> **Task directions**
With the pictures left out, copy the listing below exactly.

> **Dataset rows**
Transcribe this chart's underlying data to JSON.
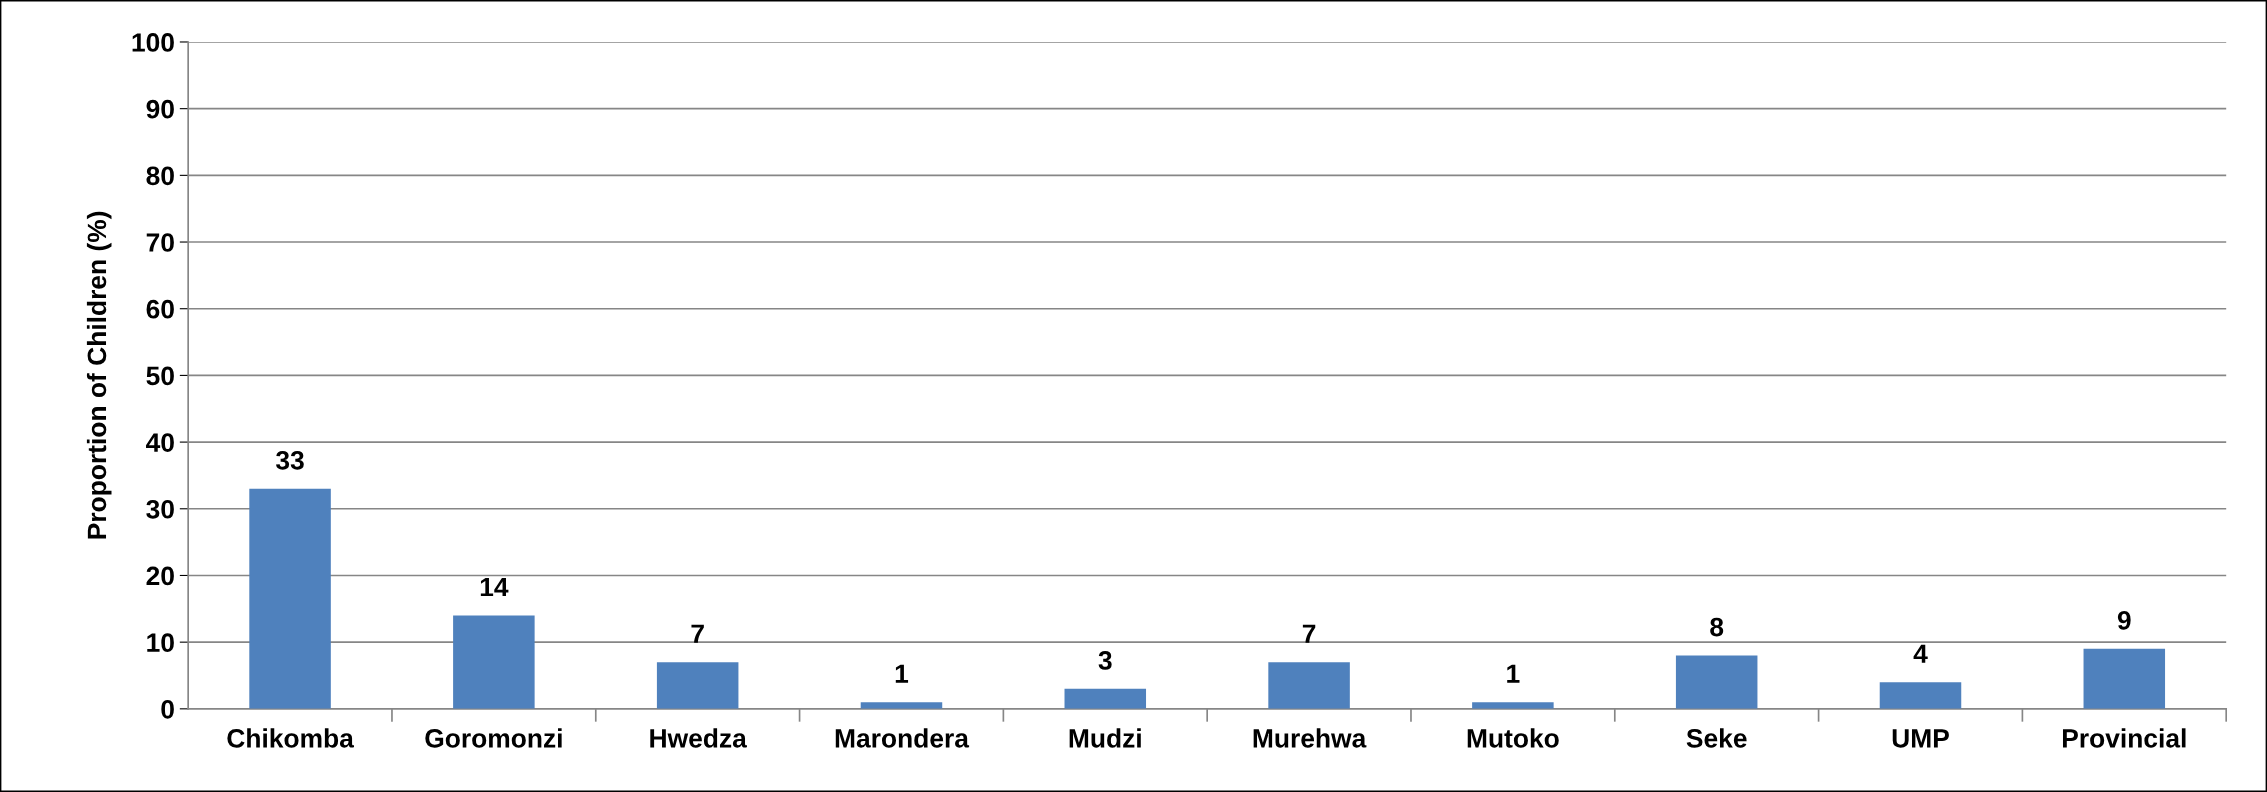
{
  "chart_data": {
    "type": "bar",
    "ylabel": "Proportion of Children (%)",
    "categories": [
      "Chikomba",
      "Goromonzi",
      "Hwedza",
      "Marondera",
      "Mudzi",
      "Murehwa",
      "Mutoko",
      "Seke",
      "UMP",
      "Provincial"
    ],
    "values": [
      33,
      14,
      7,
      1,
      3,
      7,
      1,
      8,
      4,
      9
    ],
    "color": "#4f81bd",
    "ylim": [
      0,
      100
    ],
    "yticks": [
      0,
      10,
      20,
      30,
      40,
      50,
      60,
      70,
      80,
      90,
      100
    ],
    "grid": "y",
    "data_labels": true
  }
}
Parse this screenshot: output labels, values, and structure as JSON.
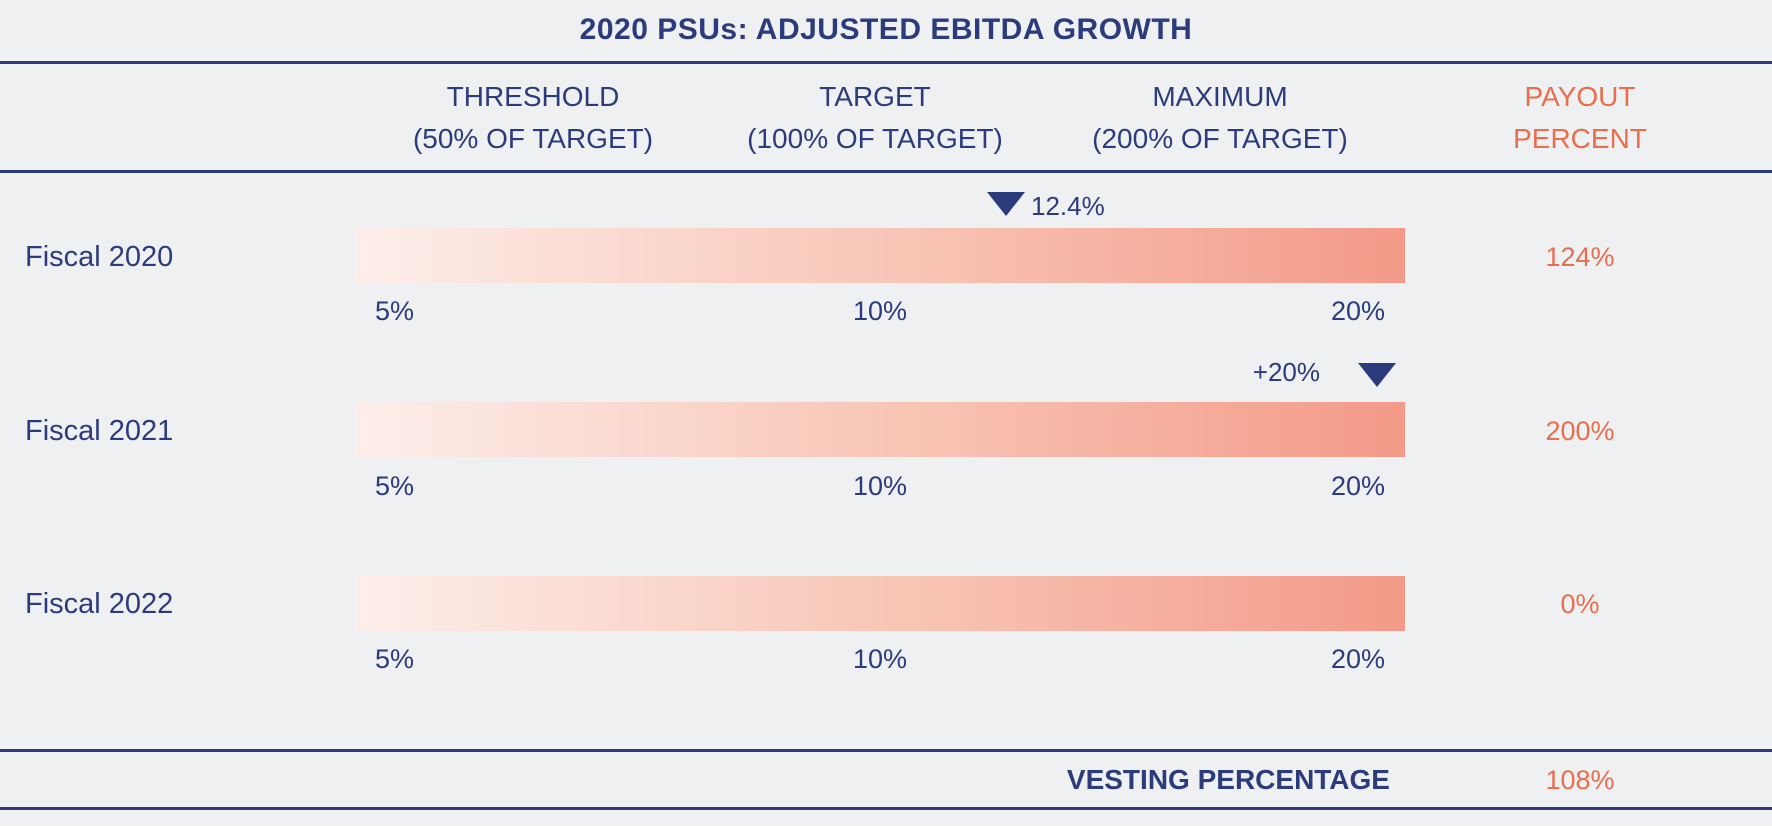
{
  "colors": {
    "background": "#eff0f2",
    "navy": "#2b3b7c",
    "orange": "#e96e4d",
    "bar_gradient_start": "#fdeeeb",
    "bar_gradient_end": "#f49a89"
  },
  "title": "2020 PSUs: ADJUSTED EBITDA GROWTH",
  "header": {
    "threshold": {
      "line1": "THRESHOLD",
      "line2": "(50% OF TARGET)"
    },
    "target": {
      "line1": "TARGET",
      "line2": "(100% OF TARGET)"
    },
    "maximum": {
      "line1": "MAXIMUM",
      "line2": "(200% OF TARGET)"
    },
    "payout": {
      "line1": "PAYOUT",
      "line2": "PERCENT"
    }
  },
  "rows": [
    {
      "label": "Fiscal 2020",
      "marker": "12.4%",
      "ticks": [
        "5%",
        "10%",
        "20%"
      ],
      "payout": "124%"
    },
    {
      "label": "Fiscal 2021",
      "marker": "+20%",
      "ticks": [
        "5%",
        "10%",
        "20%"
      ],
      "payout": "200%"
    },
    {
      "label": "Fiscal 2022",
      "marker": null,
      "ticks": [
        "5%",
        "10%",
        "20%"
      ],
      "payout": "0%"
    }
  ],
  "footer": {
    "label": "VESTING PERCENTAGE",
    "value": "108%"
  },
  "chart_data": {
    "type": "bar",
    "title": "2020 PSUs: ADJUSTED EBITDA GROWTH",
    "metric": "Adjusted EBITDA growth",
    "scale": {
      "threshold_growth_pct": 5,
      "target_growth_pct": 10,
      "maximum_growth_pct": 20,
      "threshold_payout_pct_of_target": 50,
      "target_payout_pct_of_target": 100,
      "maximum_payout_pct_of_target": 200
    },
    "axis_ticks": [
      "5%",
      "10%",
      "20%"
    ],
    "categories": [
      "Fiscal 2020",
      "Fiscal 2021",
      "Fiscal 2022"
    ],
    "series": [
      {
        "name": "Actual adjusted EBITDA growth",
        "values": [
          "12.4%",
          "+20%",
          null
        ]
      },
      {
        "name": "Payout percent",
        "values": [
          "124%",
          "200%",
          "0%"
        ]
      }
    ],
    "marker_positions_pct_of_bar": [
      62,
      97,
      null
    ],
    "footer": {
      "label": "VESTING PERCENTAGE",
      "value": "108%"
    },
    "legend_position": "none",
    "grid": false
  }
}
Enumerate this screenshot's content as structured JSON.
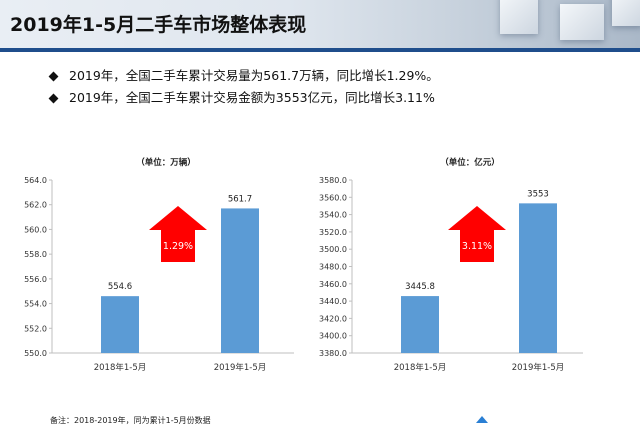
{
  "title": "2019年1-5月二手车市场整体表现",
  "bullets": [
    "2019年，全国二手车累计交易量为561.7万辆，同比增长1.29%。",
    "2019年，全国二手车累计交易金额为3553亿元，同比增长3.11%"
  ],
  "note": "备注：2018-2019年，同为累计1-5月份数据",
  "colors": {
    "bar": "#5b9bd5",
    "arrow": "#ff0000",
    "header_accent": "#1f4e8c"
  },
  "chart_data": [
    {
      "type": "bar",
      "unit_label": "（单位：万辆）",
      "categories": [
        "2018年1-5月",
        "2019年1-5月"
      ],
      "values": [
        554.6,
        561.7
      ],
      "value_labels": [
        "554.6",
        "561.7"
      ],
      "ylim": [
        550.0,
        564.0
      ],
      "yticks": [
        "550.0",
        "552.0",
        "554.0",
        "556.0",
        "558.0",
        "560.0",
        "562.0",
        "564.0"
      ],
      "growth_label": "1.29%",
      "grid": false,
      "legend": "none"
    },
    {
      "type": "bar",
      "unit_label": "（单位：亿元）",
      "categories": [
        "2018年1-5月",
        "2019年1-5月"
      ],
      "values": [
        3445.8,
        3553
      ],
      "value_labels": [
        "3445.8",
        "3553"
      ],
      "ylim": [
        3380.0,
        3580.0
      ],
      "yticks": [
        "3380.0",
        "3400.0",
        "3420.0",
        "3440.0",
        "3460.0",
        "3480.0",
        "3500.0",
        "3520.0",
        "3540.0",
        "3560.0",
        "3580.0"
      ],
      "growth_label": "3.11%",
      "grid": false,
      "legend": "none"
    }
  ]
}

> **Written response**
Transcribe this chart's underlying data to JSON.
{
  "chart_data": {
    "type": "bar",
    "ylabel": "Proportion of Children (%)",
    "categories": [
      "Chikomba",
      "Goromonzi",
      "Hwedza",
      "Marondera",
      "Mudzi",
      "Murehwa",
      "Mutoko",
      "Seke",
      "UMP",
      "Provincial"
    ],
    "values": [
      33,
      14,
      7,
      1,
      3,
      7,
      1,
      8,
      4,
      9
    ],
    "color": "#4f81bd",
    "ylim": [
      0,
      100
    ],
    "yticks": [
      0,
      10,
      20,
      30,
      40,
      50,
      60,
      70,
      80,
      90,
      100
    ],
    "grid": "y",
    "data_labels": true
  }
}
Parse this screenshot: output labels, values, and structure as JSON.
{
  "colors": {
    "background": "#eff0f2",
    "navy": "#2b3b7c",
    "orange": "#e96e4d",
    "bar_gradient_start": "#fdeeeb",
    "bar_gradient_end": "#f49a89"
  },
  "title": "2020 PSUs: ADJUSTED EBITDA GROWTH",
  "header": {
    "threshold": {
      "line1": "THRESHOLD",
      "line2": "(50% OF TARGET)"
    },
    "target": {
      "line1": "TARGET",
      "line2": "(100% OF TARGET)"
    },
    "maximum": {
      "line1": "MAXIMUM",
      "line2": "(200% OF TARGET)"
    },
    "payout": {
      "line1": "PAYOUT",
      "line2": "PERCENT"
    }
  },
  "rows": [
    {
      "label": "Fiscal 2020",
      "marker": "12.4%",
      "ticks": [
        "5%",
        "10%",
        "20%"
      ],
      "payout": "124%"
    },
    {
      "label": "Fiscal 2021",
      "marker": "+20%",
      "ticks": [
        "5%",
        "10%",
        "20%"
      ],
      "payout": "200%"
    },
    {
      "label": "Fiscal 2022",
      "marker": null,
      "ticks": [
        "5%",
        "10%",
        "20%"
      ],
      "payout": "0%"
    }
  ],
  "footer": {
    "label": "VESTING PERCENTAGE",
    "value": "108%"
  },
  "chart_data": {
    "type": "bar",
    "title": "2020 PSUs: ADJUSTED EBITDA GROWTH",
    "metric": "Adjusted EBITDA growth",
    "scale": {
      "threshold_growth_pct": 5,
      "target_growth_pct": 10,
      "maximum_growth_pct": 20,
      "threshold_payout_pct_of_target": 50,
      "target_payout_pct_of_target": 100,
      "maximum_payout_pct_of_target": 200
    },
    "axis_ticks": [
      "5%",
      "10%",
      "20%"
    ],
    "categories": [
      "Fiscal 2020",
      "Fiscal 2021",
      "Fiscal 2022"
    ],
    "series": [
      {
        "name": "Actual adjusted EBITDA growth",
        "values": [
          "12.4%",
          "+20%",
          null
        ]
      },
      {
        "name": "Payout percent",
        "values": [
          "124%",
          "200%",
          "0%"
        ]
      }
    ],
    "marker_positions_pct_of_bar": [
      62,
      97,
      null
    ],
    "footer": {
      "label": "VESTING PERCENTAGE",
      "value": "108%"
    },
    "legend_position": "none",
    "grid": false
  }
}
Enumerate this screenshot's content as structured JSON.
{
  "title": "2019年1-5月二手车市场整体表现",
  "bullets": [
    "2019年，全国二手车累计交易量为561.7万辆，同比增长1.29%。",
    "2019年，全国二手车累计交易金额为3553亿元，同比增长3.11%"
  ],
  "note": "备注：2018-2019年，同为累计1-5月份数据",
  "colors": {
    "bar": "#5b9bd5",
    "arrow": "#ff0000",
    "header_accent": "#1f4e8c"
  },
  "chart_data": [
    {
      "type": "bar",
      "unit_label": "（单位：万辆）",
      "categories": [
        "2018年1-5月",
        "2019年1-5月"
      ],
      "values": [
        554.6,
        561.7
      ],
      "value_labels": [
        "554.6",
        "561.7"
      ],
      "ylim": [
        550.0,
        564.0
      ],
      "yticks": [
        "550.0",
        "552.0",
        "554.0",
        "556.0",
        "558.0",
        "560.0",
        "562.0",
        "564.0"
      ],
      "growth_label": "1.29%",
      "grid": false,
      "legend": "none"
    },
    {
      "type": "bar",
      "unit_label": "（单位：亿元）",
      "categories": [
        "2018年1-5月",
        "2019年1-5月"
      ],
      "values": [
        3445.8,
        3553
      ],
      "value_labels": [
        "3445.8",
        "3553"
      ],
      "ylim": [
        3380.0,
        3580.0
      ],
      "yticks": [
        "3380.0",
        "3400.0",
        "3420.0",
        "3440.0",
        "3460.0",
        "3480.0",
        "3500.0",
        "3520.0",
        "3540.0",
        "3560.0",
        "3580.0"
      ],
      "growth_label": "3.11%",
      "grid": false,
      "legend": "none"
    }
  ]
}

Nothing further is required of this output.